Dataset items

_ _ _

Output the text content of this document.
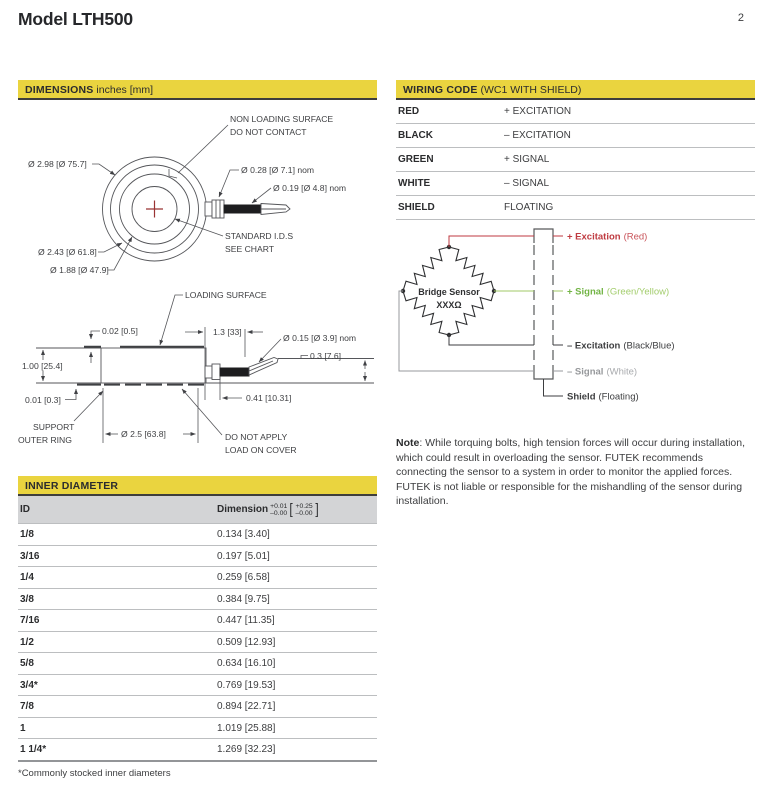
Model LTH500	2
DIMENSIONS inches [mm]
Ø 2.98 [Ø 75.7]
NON LOADING SURFACE
DO NOT CONTACT
Ø 0.28 [Ø 7.1] nom
Ø 0.19 [Ø 4.8] nom
STANDARD I.D.S
SEE CHART
Ø 2.43 [Ø 61.8]
Ø 1.88 [Ø 47.9]
LOADING SURFACE
0.02 [0.5]	1.3 [33]
Ø 0.15 [Ø 3.9] nom
0.3 [7.6]
1.00 [25.4]
0.01 [0.3]
SUPPORT
OUTER RING
Ø 2.5 [63.8]
0.41 [10.31]
DO NOT APPLY
LOAD ON COVER
INNER DIAMETER
ID	Dimension +0.01
–0.00 [ +0.25
–0.00 ]

1/8	0.134 [3.40]
3/16	0.197 [5.01]
1/4	0.259 [6.58]
3/8	0.384 [9.75]
7/16	0.447 [11.35]
1/2	0.509 [12.93]
5/8	0.634 [16.10]
3/4*	0.769 [19.53]
7/8	0.894 [22.71]
1	1.019 [25.88]
1 1/4*	1.269 [32.23]
*Commonly stocked inner diameters
WIRING CODE (WC1 WITH SHIELD)
RED	+ EXCITATION
BLACK	– EXCITATION
GREEN	+ SIGNAL
WHITE	– SIGNAL
SHIELD	FLOATING
Bridge Sensor
XXXΩ
+ Excitation (Red)
+ Signal (Green/Yellow)
– Excitation (Black/Blue)
– Signal (White)
Shield (Floating)

Note: While torquing bolts, high tension forces will occur during installation, which could result in overloading the sensor. FUTEK recommends connecting the sensor to a system in order to monitor the applied forces. FUTEK is not liable or responsible for the mishandling of the sensor during installation.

_ _ _

● Written task
Write out each line of the data exactly; the images should be left out.

● Solved problem
Output the text content of this document.
Model LTH500	2
DIMENSIONS inches [mm]
Ø 2.98 [Ø 75.7]
NON LOADING SURFACE
DO NOT CONTACT
Ø 0.28 [Ø 7.1] nom
Ø 0.19 [Ø 4.8] nom
STANDARD I.D.S
SEE CHART
Ø 2.43 [Ø 61.8]
Ø 1.88 [Ø 47.9]
LOADING SURFACE
0.02 [0.5]	1.3 [33]
Ø 0.15 [Ø 3.9] nom
0.3 [7.6]
1.00 [25.4]
0.01 [0.3]
SUPPORT
OUTER RING
Ø 2.5 [63.8]
0.41 [10.31]
DO NOT APPLY
LOAD ON COVER
INNER DIAMETER
ID	Dimension +0.01
–0.00 [ +0.25
–0.00 ]

1/8	0.134 [3.40]
3/16	0.197 [5.01]
1/4	0.259 [6.58]
3/8	0.384 [9.75]
7/16	0.447 [11.35]
1/2	0.509 [12.93]
5/8	0.634 [16.10]
3/4*	0.769 [19.53]
7/8	0.894 [22.71]
1	1.019 [25.88]
1 1/4*	1.269 [32.23]
*Commonly stocked inner diameters
WIRING CODE (WC1 WITH SHIELD)
RED	+ EXCITATION
BLACK	– EXCITATION
GREEN	+ SIGNAL
WHITE	– SIGNAL
SHIELD	FLOATING
Bridge Sensor
XXXΩ
+ Excitation (Red)
+ Signal (Green/Yellow)
– Excitation (Black/Blue)
– Signal (White)
Shield (Floating)

Note: While torquing bolts, high tension forces will occur during installation, which could result in overloading the sensor. FUTEK recommends connecting the sensor to a system in order to monitor the applied forces. FUTEK is not liable or responsible for the mishandling of the sensor during installation.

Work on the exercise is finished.